WHAT YOU SHOULD DO → Provide an exact transcription of all the records.

-------- INFORMATION GIVEN

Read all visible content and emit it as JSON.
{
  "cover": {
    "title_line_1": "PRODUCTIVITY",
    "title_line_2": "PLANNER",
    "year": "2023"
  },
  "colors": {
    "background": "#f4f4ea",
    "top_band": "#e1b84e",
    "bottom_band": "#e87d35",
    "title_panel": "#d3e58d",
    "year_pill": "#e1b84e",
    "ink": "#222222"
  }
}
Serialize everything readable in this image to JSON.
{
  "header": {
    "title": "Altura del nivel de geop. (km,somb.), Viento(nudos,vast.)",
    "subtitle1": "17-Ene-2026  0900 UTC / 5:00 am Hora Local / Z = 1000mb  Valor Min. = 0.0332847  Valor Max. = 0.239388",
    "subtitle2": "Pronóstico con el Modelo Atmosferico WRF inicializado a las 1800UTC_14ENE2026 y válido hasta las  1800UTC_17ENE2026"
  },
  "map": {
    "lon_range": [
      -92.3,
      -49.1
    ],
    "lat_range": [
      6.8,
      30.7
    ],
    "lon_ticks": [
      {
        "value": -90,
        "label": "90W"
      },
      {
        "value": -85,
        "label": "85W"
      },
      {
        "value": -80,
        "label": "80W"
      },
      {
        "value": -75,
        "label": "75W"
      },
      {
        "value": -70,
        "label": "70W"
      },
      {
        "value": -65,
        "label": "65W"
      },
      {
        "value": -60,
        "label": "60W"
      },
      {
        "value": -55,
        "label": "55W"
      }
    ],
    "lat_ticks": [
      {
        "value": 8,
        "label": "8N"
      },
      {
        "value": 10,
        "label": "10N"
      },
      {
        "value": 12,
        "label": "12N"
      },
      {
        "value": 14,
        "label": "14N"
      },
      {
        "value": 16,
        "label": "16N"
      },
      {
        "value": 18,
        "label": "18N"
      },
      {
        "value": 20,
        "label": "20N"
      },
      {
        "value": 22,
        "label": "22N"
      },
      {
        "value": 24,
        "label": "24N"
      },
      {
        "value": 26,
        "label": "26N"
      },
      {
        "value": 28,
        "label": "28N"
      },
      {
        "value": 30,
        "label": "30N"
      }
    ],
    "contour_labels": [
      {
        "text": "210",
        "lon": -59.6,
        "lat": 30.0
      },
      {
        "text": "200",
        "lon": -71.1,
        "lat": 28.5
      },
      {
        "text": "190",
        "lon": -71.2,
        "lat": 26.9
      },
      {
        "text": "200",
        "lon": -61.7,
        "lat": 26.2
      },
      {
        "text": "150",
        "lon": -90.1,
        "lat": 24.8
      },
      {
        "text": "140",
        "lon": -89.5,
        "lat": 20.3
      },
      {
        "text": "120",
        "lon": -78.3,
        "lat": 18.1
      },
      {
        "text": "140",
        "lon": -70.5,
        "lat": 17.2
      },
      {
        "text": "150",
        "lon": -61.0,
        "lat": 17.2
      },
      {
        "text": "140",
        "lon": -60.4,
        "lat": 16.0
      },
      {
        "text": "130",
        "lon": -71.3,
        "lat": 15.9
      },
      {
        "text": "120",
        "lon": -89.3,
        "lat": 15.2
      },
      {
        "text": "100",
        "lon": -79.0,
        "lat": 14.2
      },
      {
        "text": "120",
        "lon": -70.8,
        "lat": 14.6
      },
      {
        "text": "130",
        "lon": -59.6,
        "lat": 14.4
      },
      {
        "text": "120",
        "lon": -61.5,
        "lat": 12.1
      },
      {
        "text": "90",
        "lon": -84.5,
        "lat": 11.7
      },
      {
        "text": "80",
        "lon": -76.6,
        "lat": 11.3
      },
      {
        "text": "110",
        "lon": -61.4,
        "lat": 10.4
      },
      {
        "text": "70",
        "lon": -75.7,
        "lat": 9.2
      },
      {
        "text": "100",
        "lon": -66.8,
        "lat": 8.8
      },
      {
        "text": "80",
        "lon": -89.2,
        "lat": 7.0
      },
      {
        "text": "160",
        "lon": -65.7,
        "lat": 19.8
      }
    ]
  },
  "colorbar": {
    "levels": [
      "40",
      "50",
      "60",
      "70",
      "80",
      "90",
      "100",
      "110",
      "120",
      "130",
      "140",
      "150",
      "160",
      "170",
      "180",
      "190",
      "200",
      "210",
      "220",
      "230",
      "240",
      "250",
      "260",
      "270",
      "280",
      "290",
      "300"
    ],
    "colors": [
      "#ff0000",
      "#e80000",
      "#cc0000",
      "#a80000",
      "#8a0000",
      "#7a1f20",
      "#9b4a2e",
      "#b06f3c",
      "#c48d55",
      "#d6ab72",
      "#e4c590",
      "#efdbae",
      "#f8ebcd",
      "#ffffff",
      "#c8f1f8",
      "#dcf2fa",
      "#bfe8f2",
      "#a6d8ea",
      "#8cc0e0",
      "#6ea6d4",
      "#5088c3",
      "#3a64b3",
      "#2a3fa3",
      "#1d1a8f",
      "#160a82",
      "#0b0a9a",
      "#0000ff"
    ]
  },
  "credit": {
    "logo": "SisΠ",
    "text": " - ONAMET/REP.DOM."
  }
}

----------------

ANSWER TO THE EXERCISE →
Read all visible content and emit it as JSON.
{
  "cover": {
    "title_line_1": "PRODUCTIVITY",
    "title_line_2": "PLANNER",
    "year": "2023"
  },
  "colors": {
    "background": "#f4f4ea",
    "top_band": "#e1b84e",
    "bottom_band": "#e87d35",
    "title_panel": "#d3e58d",
    "year_pill": "#e1b84e",
    "ink": "#222222"
  }
}
Serialize everything readable in this image to JSON.
{
  "header": {
    "title": "Altura del nivel de geop. (km,somb.), Viento(nudos,vast.)",
    "subtitle1": "17-Ene-2026  0900 UTC / 5:00 am Hora Local / Z = 1000mb  Valor Min. = 0.0332847  Valor Max. = 0.239388",
    "subtitle2": "Pronóstico con el Modelo Atmosferico WRF inicializado a las 1800UTC_14ENE2026 y válido hasta las  1800UTC_17ENE2026"
  },
  "map": {
    "lon_range": [
      -92.3,
      -49.1
    ],
    "lat_range": [
      6.8,
      30.7
    ],
    "lon_ticks": [
      {
        "value": -90,
        "label": "90W"
      },
      {
        "value": -85,
        "label": "85W"
      },
      {
        "value": -80,
        "label": "80W"
      },
      {
        "value": -75,
        "label": "75W"
      },
      {
        "value": -70,
        "label": "70W"
      },
      {
        "value": -65,
        "label": "65W"
      },
      {
        "value": -60,
        "label": "60W"
      },
      {
        "value": -55,
        "label": "55W"
      }
    ],
    "lat_ticks": [
      {
        "value": 8,
        "label": "8N"
      },
      {
        "value": 10,
        "label": "10N"
      },
      {
        "value": 12,
        "label": "12N"
      },
      {
        "value": 14,
        "label": "14N"
      },
      {
        "value": 16,
        "label": "16N"
      },
      {
        "value": 18,
        "label": "18N"
      },
      {
        "value": 20,
        "label": "20N"
      },
      {
        "value": 22,
        "label": "22N"
      },
      {
        "value": 24,
        "label": "24N"
      },
      {
        "value": 26,
        "label": "26N"
      },
      {
        "value": 28,
        "label": "28N"
      },
      {
        "value": 30,
        "label": "30N"
      }
    ],
    "contour_labels": [
      {
        "text": "210",
        "lon": -59.6,
        "lat": 30.0
      },
      {
        "text": "200",
        "lon": -71.1,
        "lat": 28.5
      },
      {
        "text": "190",
        "lon": -71.2,
        "lat": 26.9
      },
      {
        "text": "200",
        "lon": -61.7,
        "lat": 26.2
      },
      {
        "text": "150",
        "lon": -90.1,
        "lat": 24.8
      },
      {
        "text": "140",
        "lon": -89.5,
        "lat": 20.3
      },
      {
        "text": "120",
        "lon": -78.3,
        "lat": 18.1
      },
      {
        "text": "140",
        "lon": -70.5,
        "lat": 17.2
      },
      {
        "text": "150",
        "lon": -61.0,
        "lat": 17.2
      },
      {
        "text": "140",
        "lon": -60.4,
        "lat": 16.0
      },
      {
        "text": "130",
        "lon": -71.3,
        "lat": 15.9
      },
      {
        "text": "120",
        "lon": -89.3,
        "lat": 15.2
      },
      {
        "text": "100",
        "lon": -79.0,
        "lat": 14.2
      },
      {
        "text": "120",
        "lon": -70.8,
        "lat": 14.6
      },
      {
        "text": "130",
        "lon": -59.6,
        "lat": 14.4
      },
      {
        "text": "120",
        "lon": -61.5,
        "lat": 12.1
      },
      {
        "text": "90",
        "lon": -84.5,
        "lat": 11.7
      },
      {
        "text": "80",
        "lon": -76.6,
        "lat": 11.3
      },
      {
        "text": "110",
        "lon": -61.4,
        "lat": 10.4
      },
      {
        "text": "70",
        "lon": -75.7,
        "lat": 9.2
      },
      {
        "text": "100",
        "lon": -66.8,
        "lat": 8.8
      },
      {
        "text": "80",
        "lon": -89.2,
        "lat": 7.0
      },
      {
        "text": "160",
        "lon": -65.7,
        "lat": 19.8
      }
    ]
  },
  "colorbar": {
    "levels": [
      "40",
      "50",
      "60",
      "70",
      "80",
      "90",
      "100",
      "110",
      "120",
      "130",
      "140",
      "150",
      "160",
      "170",
      "180",
      "190",
      "200",
      "210",
      "220",
      "230",
      "240",
      "250",
      "260",
      "270",
      "280",
      "290",
      "300"
    ],
    "colors": [
      "#ff0000",
      "#e80000",
      "#cc0000",
      "#a80000",
      "#8a0000",
      "#7a1f20",
      "#9b4a2e",
      "#b06f3c",
      "#c48d55",
      "#d6ab72",
      "#e4c590",
      "#efdbae",
      "#f8ebcd",
      "#ffffff",
      "#c8f1f8",
      "#dcf2fa",
      "#bfe8f2",
      "#a6d8ea",
      "#8cc0e0",
      "#6ea6d4",
      "#5088c3",
      "#3a64b3",
      "#2a3fa3",
      "#1d1a8f",
      "#160a82",
      "#0b0a9a",
      "#0000ff"
    ]
  },
  "credit": {
    "logo": "SisΠ",
    "text": " - ONAMET/REP.DOM."
  }
}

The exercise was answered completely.